| WHAT THE TASK REQUIRES |
Reproduce the entries below word for word, starting with their very first line and stopping after the line that contains "category-label: news.chmurka.net: [66, 70, 172, 83]", including both of those lines.

| DATA ROWS |
·····
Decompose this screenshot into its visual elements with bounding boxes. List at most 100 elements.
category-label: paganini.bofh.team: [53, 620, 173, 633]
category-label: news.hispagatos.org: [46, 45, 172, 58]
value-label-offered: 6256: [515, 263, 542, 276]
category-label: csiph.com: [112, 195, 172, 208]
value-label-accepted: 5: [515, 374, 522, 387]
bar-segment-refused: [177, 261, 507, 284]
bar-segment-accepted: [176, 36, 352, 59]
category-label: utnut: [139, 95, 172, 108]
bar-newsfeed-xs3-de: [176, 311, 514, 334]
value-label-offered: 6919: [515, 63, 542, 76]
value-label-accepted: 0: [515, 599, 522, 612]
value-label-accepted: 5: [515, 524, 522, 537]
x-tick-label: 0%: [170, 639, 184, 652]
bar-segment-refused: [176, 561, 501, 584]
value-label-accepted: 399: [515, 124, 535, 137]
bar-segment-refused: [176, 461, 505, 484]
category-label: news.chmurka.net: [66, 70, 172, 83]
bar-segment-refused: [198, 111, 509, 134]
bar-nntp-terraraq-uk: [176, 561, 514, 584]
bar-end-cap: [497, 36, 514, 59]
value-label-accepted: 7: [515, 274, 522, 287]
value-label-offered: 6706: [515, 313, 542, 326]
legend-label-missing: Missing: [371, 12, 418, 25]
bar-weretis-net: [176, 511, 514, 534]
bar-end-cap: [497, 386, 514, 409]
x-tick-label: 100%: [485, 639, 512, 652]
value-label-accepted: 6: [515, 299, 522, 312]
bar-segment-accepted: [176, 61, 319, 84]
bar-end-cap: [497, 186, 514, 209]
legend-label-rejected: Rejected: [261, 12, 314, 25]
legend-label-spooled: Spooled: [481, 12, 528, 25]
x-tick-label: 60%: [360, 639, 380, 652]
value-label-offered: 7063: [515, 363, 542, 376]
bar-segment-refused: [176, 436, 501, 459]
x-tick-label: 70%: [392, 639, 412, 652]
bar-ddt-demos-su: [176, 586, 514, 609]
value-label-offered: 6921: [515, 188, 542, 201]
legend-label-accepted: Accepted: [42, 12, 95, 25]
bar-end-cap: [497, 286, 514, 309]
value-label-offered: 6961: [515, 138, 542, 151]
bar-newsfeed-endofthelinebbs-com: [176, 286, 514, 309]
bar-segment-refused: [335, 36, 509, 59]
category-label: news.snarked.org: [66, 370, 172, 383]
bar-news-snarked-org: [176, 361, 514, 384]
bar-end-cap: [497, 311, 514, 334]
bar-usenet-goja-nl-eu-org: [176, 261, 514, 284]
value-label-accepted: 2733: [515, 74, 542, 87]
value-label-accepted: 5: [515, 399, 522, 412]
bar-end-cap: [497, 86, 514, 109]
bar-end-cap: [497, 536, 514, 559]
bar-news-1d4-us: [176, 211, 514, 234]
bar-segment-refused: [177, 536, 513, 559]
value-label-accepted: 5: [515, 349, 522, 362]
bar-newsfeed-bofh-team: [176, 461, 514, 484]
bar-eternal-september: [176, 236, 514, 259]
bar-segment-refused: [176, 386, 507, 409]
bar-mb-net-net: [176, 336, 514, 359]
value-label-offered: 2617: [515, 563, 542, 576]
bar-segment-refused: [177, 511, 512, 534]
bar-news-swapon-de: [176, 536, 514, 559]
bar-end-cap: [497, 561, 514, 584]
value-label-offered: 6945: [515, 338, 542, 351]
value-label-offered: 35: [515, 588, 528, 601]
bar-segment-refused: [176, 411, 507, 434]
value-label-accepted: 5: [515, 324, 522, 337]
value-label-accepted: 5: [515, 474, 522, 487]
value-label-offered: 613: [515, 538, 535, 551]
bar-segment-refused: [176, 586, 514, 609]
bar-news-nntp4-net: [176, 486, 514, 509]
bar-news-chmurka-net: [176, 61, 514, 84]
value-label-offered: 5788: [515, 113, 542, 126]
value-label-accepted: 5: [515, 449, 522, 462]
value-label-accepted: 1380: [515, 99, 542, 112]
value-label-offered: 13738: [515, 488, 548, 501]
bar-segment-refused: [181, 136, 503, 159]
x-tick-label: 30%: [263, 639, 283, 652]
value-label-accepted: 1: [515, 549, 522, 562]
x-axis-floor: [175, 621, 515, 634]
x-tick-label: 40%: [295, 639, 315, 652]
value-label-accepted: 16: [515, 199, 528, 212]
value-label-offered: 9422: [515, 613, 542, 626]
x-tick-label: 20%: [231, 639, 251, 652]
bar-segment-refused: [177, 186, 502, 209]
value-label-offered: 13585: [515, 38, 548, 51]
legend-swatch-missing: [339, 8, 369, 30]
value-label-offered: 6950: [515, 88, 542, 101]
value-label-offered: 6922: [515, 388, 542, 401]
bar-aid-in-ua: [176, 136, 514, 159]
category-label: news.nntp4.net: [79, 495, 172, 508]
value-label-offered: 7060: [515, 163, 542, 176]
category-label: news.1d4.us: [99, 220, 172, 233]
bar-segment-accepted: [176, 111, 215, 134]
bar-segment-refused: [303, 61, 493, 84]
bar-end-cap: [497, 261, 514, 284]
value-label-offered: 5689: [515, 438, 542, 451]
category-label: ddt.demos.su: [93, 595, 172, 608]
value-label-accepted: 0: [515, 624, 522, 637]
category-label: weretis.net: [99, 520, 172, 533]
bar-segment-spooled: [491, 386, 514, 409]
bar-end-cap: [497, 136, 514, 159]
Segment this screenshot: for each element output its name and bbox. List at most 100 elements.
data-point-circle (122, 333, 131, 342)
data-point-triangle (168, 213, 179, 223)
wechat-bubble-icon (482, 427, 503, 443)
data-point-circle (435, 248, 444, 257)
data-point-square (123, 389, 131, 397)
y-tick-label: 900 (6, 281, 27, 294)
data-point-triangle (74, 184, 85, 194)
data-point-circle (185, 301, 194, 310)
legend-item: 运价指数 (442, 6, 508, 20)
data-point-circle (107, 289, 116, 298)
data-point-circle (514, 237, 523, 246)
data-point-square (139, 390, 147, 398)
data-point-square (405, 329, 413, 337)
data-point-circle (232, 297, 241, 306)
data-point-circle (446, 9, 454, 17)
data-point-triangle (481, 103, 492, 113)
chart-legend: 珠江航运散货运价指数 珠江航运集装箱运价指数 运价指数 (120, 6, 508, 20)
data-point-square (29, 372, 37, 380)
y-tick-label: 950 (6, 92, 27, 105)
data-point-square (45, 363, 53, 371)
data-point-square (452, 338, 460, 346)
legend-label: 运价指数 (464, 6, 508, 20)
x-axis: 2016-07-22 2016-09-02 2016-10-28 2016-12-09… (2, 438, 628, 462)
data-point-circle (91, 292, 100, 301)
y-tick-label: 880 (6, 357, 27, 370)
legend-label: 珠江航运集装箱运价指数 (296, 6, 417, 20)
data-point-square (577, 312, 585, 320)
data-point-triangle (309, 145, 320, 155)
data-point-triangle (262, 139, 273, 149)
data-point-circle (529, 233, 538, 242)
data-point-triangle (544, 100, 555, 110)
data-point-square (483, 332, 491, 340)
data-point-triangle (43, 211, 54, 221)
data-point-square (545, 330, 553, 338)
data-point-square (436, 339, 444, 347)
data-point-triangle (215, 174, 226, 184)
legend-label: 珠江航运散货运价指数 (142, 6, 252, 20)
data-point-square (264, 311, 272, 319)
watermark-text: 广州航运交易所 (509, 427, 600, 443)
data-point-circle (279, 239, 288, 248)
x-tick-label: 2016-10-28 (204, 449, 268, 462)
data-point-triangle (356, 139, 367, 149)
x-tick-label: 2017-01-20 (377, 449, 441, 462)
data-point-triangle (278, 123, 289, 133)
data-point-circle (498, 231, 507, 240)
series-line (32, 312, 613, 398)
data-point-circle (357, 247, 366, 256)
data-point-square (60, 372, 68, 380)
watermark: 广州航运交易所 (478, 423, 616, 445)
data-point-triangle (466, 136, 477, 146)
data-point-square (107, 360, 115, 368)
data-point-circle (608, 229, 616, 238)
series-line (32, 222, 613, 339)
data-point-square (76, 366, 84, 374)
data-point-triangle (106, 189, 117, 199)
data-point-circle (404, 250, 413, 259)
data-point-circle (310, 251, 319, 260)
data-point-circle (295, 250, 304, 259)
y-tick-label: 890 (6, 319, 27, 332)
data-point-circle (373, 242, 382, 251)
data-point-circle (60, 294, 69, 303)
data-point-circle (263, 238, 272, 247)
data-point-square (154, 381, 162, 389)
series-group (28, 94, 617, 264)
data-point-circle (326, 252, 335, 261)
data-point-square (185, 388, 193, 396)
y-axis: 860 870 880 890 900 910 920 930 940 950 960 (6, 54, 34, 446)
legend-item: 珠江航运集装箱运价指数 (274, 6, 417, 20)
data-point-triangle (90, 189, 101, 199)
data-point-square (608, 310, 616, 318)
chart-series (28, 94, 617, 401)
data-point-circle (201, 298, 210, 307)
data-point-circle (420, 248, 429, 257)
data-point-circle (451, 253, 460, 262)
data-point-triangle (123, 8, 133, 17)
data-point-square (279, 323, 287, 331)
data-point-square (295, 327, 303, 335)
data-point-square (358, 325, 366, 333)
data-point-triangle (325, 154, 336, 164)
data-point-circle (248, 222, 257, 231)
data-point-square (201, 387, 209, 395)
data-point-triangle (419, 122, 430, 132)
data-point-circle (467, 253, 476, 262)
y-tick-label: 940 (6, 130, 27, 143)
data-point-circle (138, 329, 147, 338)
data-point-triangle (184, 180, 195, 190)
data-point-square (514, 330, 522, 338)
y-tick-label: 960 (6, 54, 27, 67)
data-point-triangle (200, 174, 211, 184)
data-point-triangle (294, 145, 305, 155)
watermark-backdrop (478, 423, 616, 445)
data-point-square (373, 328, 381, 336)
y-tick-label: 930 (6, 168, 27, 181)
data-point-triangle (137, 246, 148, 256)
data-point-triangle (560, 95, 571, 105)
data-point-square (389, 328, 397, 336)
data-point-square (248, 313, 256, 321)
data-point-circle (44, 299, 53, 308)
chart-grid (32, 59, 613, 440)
·····
| THE COMPLETED TASK |
Decompose this screenshot into its visual elements with bounding boxes. List at most 100 elements.
category-label: paganini.bofh.team: [53, 620, 173, 633]
category-label: news.hispagatos.org: [46, 45, 172, 58]
value-label-offered: 6256: [515, 263, 542, 276]
category-label: csiph.com: [112, 195, 172, 208]
value-label-accepted: 5: [515, 374, 522, 387]
bar-segment-refused: [177, 261, 507, 284]
bar-segment-accepted: [176, 36, 352, 59]
category-label: utnut: [139, 95, 172, 108]
bar-newsfeed-xs3-de: [176, 311, 514, 334]
value-label-offered: 6919: [515, 63, 542, 76]
value-label-accepted: 0: [515, 599, 522, 612]
value-label-accepted: 5: [515, 524, 522, 537]
x-tick-label: 0%: [170, 639, 184, 652]
bar-segment-refused: [176, 561, 501, 584]
value-label-accepted: 399: [515, 124, 535, 137]
bar-segment-refused: [176, 461, 505, 484]
category-label: news.chmurka.net: [66, 70, 172, 83]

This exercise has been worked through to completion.